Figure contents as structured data
┄┄┄┄┄┄┄┄┄┄┄┄┄┄┄┄┄┄┄┄

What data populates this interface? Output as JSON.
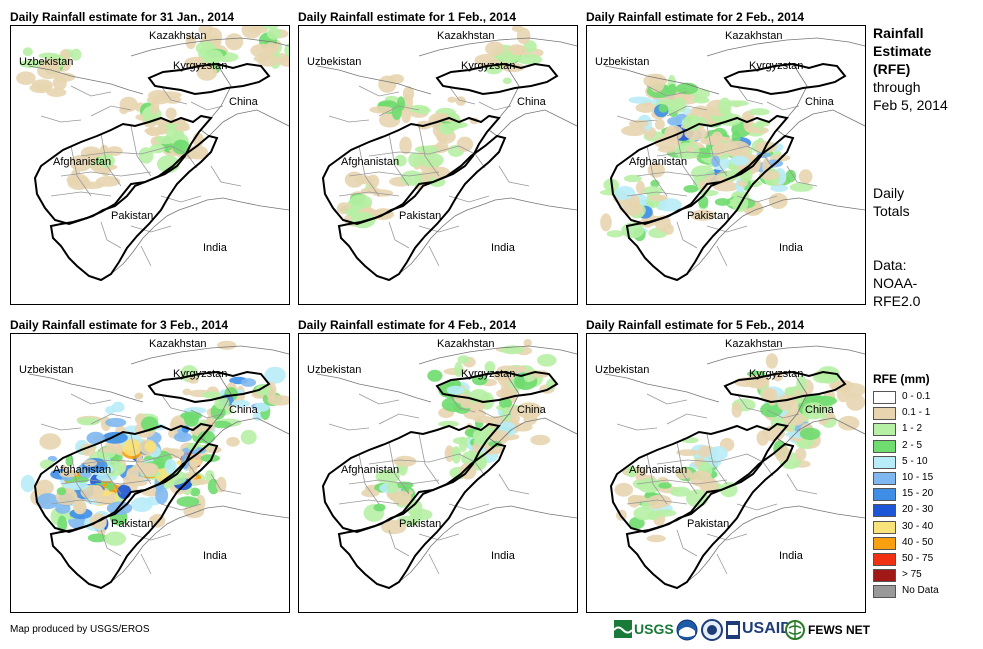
{
  "panels": [
    {
      "title": "Daily Rainfall estimate for 31 Jan., 2014",
      "intensity": 1
    },
    {
      "title": "Daily Rainfall estimate for 1 Feb., 2014",
      "intensity": 1
    },
    {
      "title": "Daily Rainfall estimate for 2 Feb., 2014",
      "intensity": 3
    },
    {
      "title": "Daily Rainfall estimate for 3 Feb., 2014",
      "intensity": 4
    },
    {
      "title": "Daily Rainfall estimate for 4 Feb., 2014",
      "intensity": 2
    },
    {
      "title": "Daily Rainfall estimate for 5 Feb., 2014",
      "intensity": 2
    }
  ],
  "places": {
    "kazakhstan": "Kazakhstan",
    "uzbekistan": "Uzbekistan",
    "kyrgyzstan": "Kyrgyzstan",
    "china": "China",
    "afghanistan": "Afghanistan",
    "pakistan": "Pakistan",
    "india": "India"
  },
  "side": {
    "title_line1": "Rainfall",
    "title_line2": "Estimate",
    "title_line3": "(RFE)",
    "through": "through",
    "date": "Feb 5, 2014",
    "daily1": "Daily",
    "daily2": "Totals",
    "data1": "Data:",
    "data2": "NOAA-",
    "data3": "RFE2.0"
  },
  "legend": {
    "title": "RFE (mm)",
    "items": [
      {
        "label": "0 - 0.1",
        "color": "#ffffff"
      },
      {
        "label": "0.1 - 1",
        "color": "#e8d5b0"
      },
      {
        "label": "1 - 2",
        "color": "#b6f0a4"
      },
      {
        "label": "2 - 5",
        "color": "#6edc6e"
      },
      {
        "label": "5 - 10",
        "color": "#b8ecf8"
      },
      {
        "label": "10 - 15",
        "color": "#7fb8f0"
      },
      {
        "label": "15 - 20",
        "color": "#3e8ee8"
      },
      {
        "label": "20 - 30",
        "color": "#1c56d6"
      },
      {
        "label": "30 - 40",
        "color": "#f8e27a"
      },
      {
        "label": "40 - 50",
        "color": "#f8a010"
      },
      {
        "label": "50 - 75",
        "color": "#f03010"
      },
      {
        "label": "> 75",
        "color": "#a01818"
      },
      {
        "label": "No Data",
        "color": "#999999"
      }
    ]
  },
  "credit": "Map produced by USGS/EROS",
  "logos": {
    "usgs": "USGS",
    "usaid": "USAID",
    "fews": "FEWS NET"
  }
}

┄┄┄┄┄┄┄┄┄┄┄┄┄┄┄┄┄┄┄┄

DIRECTIONS FOR THIS TASK
Write out each entry exactly as given, but skip the pictures.

EXERCISE RESULT
What data populates this interface? Output as JSON.
{
  "panels": [
    {
      "title": "Daily Rainfall estimate for 31 Jan., 2014",
      "intensity": 1
    },
    {
      "title": "Daily Rainfall estimate for 1 Feb., 2014",
      "intensity": 1
    },
    {
      "title": "Daily Rainfall estimate for 2 Feb., 2014",
      "intensity": 3
    },
    {
      "title": "Daily Rainfall estimate for 3 Feb., 2014",
      "intensity": 4
    },
    {
      "title": "Daily Rainfall estimate for 4 Feb., 2014",
      "intensity": 2
    },
    {
      "title": "Daily Rainfall estimate for 5 Feb., 2014",
      "intensity": 2
    }
  ],
  "places": {
    "kazakhstan": "Kazakhstan",
    "uzbekistan": "Uzbekistan",
    "kyrgyzstan": "Kyrgyzstan",
    "china": "China",
    "afghanistan": "Afghanistan",
    "pakistan": "Pakistan",
    "india": "India"
  },
  "side": {
    "title_line1": "Rainfall",
    "title_line2": "Estimate",
    "title_line3": "(RFE)",
    "through": "through",
    "date": "Feb 5, 2014",
    "daily1": "Daily",
    "daily2": "Totals",
    "data1": "Data:",
    "data2": "NOAA-",
    "data3": "RFE2.0"
  },
  "legend": {
    "title": "RFE (mm)",
    "items": [
      {
        "label": "0 - 0.1",
        "color": "#ffffff"
      },
      {
        "label": "0.1 - 1",
        "color": "#e8d5b0"
      },
      {
        "label": "1 - 2",
        "color": "#b6f0a4"
      },
      {
        "label": "2 - 5",
        "color": "#6edc6e"
      },
      {
        "label": "5 - 10",
        "color": "#b8ecf8"
      },
      {
        "label": "10 - 15",
        "color": "#7fb8f0"
      },
      {
        "label": "15 - 20",
        "color": "#3e8ee8"
      },
      {
        "label": "20 - 30",
        "color": "#1c56d6"
      },
      {
        "label": "30 - 40",
        "color": "#f8e27a"
      },
      {
        "label": "40 - 50",
        "color": "#f8a010"
      },
      {
        "label": "50 - 75",
        "color": "#f03010"
      },
      {
        "label": "> 75",
        "color": "#a01818"
      },
      {
        "label": "No Data",
        "color": "#999999"
      }
    ]
  },
  "credit": "Map produced by USGS/EROS",
  "logos": {
    "usgs": "USGS",
    "usaid": "USAID",
    "fews": "FEWS NET"
  }
}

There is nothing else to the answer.